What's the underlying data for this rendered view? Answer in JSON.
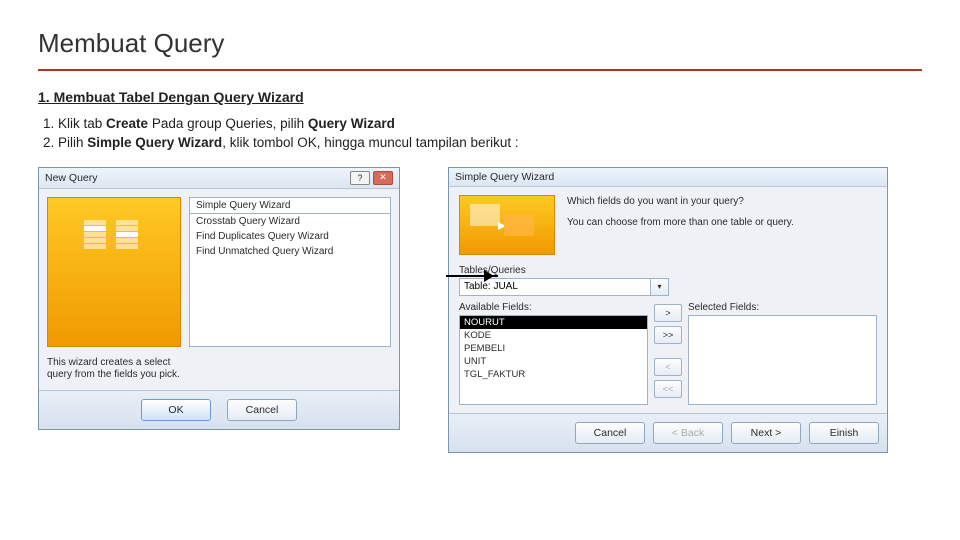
{
  "title": "Membuat Query",
  "subtitle": "1. Membuat Tabel Dengan Query Wizard",
  "steps": {
    "s1_a": "Klik tab ",
    "s1_b": "Create",
    "s1_c": " Pada group Queries, pilih ",
    "s1_d": "Query Wizard",
    "s2_a": "Pilih ",
    "s2_b": "Simple Query Wizard",
    "s2_c": ", klik tombol OK, hingga muncul tampilan berikut :"
  },
  "dlg1": {
    "title": "New Query",
    "help": "?",
    "close": "✕",
    "items": {
      "i0": "Simple Query Wizard",
      "i1": "Crosstab Query Wizard",
      "i2": "Find Duplicates Query Wizard",
      "i3": "Find Unmatched Query Wizard"
    },
    "desc": "This wizard creates a select query from the fields you pick.",
    "ok": "OK",
    "cancel": "Cancel"
  },
  "dlg2": {
    "title": "Simple Query Wizard",
    "prompt1": "Which fields do you want in your query?",
    "prompt2": "You can choose from more than one table or query.",
    "tqlabel": "Tables/Queries",
    "tqvalue": "Table: JUAL",
    "avail": "Available Fields:",
    "sel": "Selected Fields:",
    "fields": {
      "f0": "NOURUT",
      "f1": "KODE",
      "f2": "PEMBELI",
      "f3": "UNIT",
      "f4": "TGL_FAKTUR"
    },
    "move": {
      "add": ">",
      "addall": ">>",
      "rem": "<",
      "remall": "<<"
    },
    "cancel": "Cancel",
    "back": "< Back",
    "next": "Next >",
    "finish": "Einish"
  }
}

- - -

Pick out each line containing the string "Find" and copy it.

Worked answer:
      "i2": "Find Duplicates Query Wizard",
      "i3": "Find Unmatched Query Wizard"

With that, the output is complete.